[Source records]
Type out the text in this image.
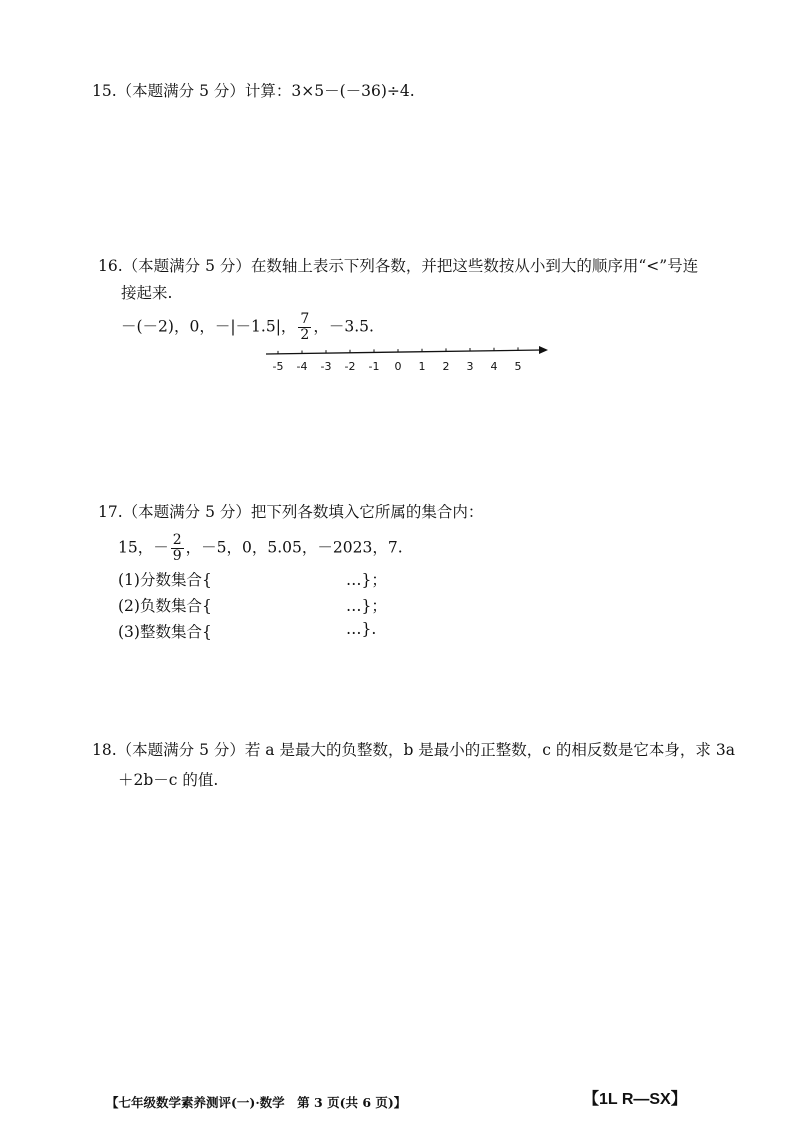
15.（本题满分 5 分）计算：3×5－(－36)÷4.
16.（本题满分 5 分）在数轴上表示下列各数，并把这些数按从小到大的顺序用“<”号连
接起来.
－(－2)，0，－|－1.5|， $\frac{7}{2}$ ，－3.5.
-5 -4 -3 -2 -1 0 1 2 3 4 5
17.（本题满分 5 分）把下列各数填入它所属的集合内：
15，－ $\frac{2}{9}$ ，－5，0，5.05，－2023，7.
(1)分数集合{	…}；
(2)负数集合{	…}；
(3)整数集合{	…}.
18.（本题满分 5 分）若 a 是最大的负整数，b 是最小的正整数，c 的相反数是它本身，求 3a
＋2b－c 的值.
【七年级数学素养测评(一)·数学　第 3 页(共 6 页)】	【1L R—SX】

Task objective: Can you restate all the records above word for word while dropping the pictures?

In response:
Type out the text in this image.
15.（本题满分 5 分）计算：3×5－(－36)÷4.
16.（本题满分 5 分）在数轴上表示下列各数，并把这些数按从小到大的顺序用“<”号连
接起来.
－(－2)，0，－|－1.5|， $\frac{7}{2}$ ，－3.5.
-5 -4 -3 -2 -1 0 1 2 3 4 5
17.（本题满分 5 分）把下列各数填入它所属的集合内：
15，－ $\frac{2}{9}$ ，－5，0，5.05，－2023，7.
(1)分数集合{	…}；
(2)负数集合{	…}；
(3)整数集合{	…}.
18.（本题满分 5 分）若 a 是最大的负整数，b 是最小的正整数，c 的相反数是它本身，求 3a
＋2b－c 的值.
【七年级数学素养测评(一)·数学　第 3 页(共 6 页)】	【1L R—SX】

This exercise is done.